AUFGABE 1 ::
Bearbeite den Bericht über Elba im Abschnitt zwischen „Wir fahren zum“ und „für die Hochsaison?“, beide Stellen eingeschlossen, und gib ihn wieder. Ersetze darin „Inselspital“ durch „Krankenhaus“.
AUFGABE 2 ::
Setze den Bericht über Elba im Anschluss an seinen letzten Satz fort.

TEXTAUSZUG ::
——
Die Sommerferien stehen vor der Tür, die Grenzen nach Europa sind wieder offen. Sonne und Strand locken – doch das Coronavirus schwebt wie eine dunkle Wolke über unseren Köpfen.
Was unternehmen eigentlich die Ferienorte für die Gesundheit ihrer Gäste? Für das Gesundheitsmagazin «Puls» nehme ich einen Augenschein auf der Insel Elba, wo Touristinnen und Touristen aus der Schweiz normalerweise die grösste Gästegruppe sind.
Ankunft in Piombino: Seit Jahrzehnten kaufe ich am Hafen hier die Tickets für die Fährpassage nach Elba. Das erste Mal aber mit Schutzmaske. Vor dem Espresso – Hände desinfizieren! Und auch den Barista habe ich noch nie so hinter Plexiglas gesehen.
Bei der Ausfahrt aus dem Hafen fällt mir auf: Es hat nur wenige Passagiere. Und einige der Italiener tragen Gesichtsmasken – auch auf offener See, bei frischer Meeresluft.
Ankunft in Portoferraio, der Inselhauptstadt. In der Hochsaison kommen hier täglich zehnttausende Touristen an. Doch noch scheint Elba ziemlich verlassen nach dem langen Lockdown.
Wir fahren zum Inselspital. Ich möchte wissen, wie man hier auf Touristen, die an Covid erkranken, vorbereitet ist. Gibt es Notfallpläne für die Hochsaison?
——
EXTRAHIERTE DATEN ::
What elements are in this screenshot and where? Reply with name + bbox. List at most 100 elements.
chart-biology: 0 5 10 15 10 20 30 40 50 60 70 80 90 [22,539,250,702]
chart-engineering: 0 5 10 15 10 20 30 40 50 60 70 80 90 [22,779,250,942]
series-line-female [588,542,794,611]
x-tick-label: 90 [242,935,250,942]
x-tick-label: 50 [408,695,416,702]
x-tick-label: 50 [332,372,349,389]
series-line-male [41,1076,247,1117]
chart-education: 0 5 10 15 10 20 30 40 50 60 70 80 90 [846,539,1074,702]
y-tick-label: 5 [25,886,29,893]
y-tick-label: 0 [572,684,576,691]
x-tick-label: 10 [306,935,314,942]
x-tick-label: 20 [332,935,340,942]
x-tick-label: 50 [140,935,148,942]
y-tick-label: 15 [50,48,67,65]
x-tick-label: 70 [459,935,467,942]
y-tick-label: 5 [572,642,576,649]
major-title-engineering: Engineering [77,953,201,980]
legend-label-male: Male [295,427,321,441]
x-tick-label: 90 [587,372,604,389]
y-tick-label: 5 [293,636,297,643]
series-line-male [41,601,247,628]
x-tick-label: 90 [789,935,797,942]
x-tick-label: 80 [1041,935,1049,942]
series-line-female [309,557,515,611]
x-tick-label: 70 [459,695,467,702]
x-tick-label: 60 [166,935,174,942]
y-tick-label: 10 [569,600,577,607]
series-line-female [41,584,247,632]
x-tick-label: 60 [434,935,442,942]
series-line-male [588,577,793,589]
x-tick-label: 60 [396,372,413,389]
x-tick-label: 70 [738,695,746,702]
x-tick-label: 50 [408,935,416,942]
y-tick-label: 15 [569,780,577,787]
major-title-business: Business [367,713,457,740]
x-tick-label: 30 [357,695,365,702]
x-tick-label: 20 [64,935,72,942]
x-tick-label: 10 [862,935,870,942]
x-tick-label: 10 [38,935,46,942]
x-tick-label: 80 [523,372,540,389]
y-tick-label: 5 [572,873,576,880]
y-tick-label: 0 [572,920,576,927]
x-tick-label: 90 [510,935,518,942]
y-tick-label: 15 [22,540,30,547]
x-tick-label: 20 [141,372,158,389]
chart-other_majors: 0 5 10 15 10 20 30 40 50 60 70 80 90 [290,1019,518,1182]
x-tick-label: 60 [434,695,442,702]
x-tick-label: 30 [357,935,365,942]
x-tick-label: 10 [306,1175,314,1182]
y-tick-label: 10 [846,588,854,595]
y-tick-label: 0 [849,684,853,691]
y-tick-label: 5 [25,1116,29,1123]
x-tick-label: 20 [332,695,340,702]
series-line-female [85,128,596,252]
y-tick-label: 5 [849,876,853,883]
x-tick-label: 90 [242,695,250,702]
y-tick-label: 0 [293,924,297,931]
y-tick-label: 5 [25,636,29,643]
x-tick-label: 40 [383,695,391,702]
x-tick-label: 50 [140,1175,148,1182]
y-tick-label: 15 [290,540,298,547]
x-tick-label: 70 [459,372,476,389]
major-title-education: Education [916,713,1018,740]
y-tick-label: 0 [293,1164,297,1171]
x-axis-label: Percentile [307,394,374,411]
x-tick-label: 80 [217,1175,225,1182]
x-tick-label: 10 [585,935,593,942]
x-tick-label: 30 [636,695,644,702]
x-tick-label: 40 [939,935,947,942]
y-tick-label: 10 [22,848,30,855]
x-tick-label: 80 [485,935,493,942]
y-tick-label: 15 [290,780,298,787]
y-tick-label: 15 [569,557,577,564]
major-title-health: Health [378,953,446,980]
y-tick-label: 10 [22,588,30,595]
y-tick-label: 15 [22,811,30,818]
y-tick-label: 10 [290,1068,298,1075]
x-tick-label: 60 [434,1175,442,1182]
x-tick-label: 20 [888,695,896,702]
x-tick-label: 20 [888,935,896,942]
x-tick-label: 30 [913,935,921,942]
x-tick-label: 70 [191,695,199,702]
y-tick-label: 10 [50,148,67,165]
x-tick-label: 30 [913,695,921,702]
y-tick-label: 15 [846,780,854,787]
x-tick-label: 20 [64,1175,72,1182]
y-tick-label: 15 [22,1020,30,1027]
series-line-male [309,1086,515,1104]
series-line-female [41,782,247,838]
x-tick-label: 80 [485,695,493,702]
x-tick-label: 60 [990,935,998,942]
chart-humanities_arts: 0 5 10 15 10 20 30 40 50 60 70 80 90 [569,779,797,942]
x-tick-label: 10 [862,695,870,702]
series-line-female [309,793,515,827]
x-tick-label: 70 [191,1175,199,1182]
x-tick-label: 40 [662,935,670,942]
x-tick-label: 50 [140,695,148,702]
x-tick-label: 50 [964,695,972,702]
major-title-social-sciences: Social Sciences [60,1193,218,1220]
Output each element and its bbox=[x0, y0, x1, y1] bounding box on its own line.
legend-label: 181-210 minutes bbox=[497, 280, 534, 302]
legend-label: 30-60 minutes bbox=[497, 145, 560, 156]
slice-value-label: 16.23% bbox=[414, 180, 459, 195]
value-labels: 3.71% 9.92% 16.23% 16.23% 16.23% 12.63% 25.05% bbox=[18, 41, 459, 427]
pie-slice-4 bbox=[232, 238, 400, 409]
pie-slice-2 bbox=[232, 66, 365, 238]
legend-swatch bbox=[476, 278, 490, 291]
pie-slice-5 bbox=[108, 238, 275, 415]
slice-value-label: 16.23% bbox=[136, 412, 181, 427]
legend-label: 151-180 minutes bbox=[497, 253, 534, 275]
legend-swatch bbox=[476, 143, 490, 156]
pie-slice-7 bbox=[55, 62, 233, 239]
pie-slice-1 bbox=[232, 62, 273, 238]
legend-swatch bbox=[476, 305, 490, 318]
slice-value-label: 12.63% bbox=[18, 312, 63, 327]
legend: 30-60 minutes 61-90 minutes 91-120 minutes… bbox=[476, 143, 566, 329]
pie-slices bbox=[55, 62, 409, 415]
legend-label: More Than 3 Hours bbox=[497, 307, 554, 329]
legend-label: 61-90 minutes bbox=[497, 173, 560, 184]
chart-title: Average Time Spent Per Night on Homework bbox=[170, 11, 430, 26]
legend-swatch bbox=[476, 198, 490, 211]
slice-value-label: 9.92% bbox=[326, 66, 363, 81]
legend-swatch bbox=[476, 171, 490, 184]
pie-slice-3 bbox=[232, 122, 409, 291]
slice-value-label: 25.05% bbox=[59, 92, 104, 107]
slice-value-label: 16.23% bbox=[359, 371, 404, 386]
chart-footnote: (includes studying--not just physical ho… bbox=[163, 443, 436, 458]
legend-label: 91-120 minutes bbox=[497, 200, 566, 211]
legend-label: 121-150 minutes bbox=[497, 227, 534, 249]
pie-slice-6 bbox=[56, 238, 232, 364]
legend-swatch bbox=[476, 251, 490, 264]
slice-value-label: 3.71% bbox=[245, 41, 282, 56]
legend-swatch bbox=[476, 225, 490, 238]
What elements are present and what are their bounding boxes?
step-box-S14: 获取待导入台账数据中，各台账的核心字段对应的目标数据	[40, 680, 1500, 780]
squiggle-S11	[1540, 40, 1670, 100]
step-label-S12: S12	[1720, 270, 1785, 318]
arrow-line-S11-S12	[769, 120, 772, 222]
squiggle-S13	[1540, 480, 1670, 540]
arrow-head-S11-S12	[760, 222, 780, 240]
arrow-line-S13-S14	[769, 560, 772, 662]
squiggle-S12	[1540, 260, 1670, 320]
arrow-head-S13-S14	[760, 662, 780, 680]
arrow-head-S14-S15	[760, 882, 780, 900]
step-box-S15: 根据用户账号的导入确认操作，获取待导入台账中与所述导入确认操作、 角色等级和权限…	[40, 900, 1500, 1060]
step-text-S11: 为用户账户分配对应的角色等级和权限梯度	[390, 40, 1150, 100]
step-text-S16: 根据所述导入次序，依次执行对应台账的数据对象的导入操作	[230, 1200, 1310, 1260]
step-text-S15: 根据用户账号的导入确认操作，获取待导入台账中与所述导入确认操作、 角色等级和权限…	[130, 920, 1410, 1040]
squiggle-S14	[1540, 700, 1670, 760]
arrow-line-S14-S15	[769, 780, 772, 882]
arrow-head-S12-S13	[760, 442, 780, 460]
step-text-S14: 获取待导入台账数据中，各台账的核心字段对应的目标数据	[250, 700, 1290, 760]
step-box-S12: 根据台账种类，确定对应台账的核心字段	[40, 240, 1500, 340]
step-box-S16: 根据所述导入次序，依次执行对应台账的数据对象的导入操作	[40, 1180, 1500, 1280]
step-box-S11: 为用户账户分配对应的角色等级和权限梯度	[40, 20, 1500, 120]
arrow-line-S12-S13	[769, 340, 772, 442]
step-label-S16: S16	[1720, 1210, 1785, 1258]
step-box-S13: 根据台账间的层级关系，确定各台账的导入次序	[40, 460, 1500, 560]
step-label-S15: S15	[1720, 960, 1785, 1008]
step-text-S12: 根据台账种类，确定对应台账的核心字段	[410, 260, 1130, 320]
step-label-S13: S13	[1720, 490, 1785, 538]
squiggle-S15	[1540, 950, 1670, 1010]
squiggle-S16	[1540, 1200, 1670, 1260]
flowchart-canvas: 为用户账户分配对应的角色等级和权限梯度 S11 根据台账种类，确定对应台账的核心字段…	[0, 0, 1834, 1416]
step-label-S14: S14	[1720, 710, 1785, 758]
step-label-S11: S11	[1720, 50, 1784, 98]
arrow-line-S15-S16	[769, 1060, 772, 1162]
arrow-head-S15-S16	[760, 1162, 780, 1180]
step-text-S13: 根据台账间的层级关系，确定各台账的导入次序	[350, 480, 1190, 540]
——
ERWARTETE AUSGABE 1 ::
Wir fahren zum Krankenhaus. Ich möchte wissen, wie man hier auf Touristen, die an Covid erkranken, vorbereitet ist. Gibt es Notfallpläne für die Hochsaison?

ERWARTETE AUSGABE 2 ::
Schon am Eingang: Temperaturmessung. Touristen und Besucher aus der Schweiz will man jedoch gleich beruhigen. «Auf Elba gab es insgesamt 12 Corona-Fälle. Davon nur einen Toten, der aber schon eine ganze Reihe von Vorkomplikationen hatte», hält Spitaldirektor Bruno Maria Graziano fest und betont: «Momentan gibt es auf der Insel niemanden, der oder die positiv getestet ist.»
Bei 30'000 Einwohnern im Winter schön und gut. Was aber, wenn jetzt im August wieder 150'000 Touristen erwartet werden, die auch das Virus mitbringen könnten?
Die Antwort des Spitaldirektors: «Wenn jemand Symptome aufweist und der serologische Bluttest im Hotel oder auf dem Campingplatz auf eine Covid-Erkrankung hinweist, dann bitten wir um eine sofortige Rückreise, um die Untersuchungen zu Hause fortzusetzen.»
Touristen mit Symptomen bitten wir um eine sofortige Rückreise.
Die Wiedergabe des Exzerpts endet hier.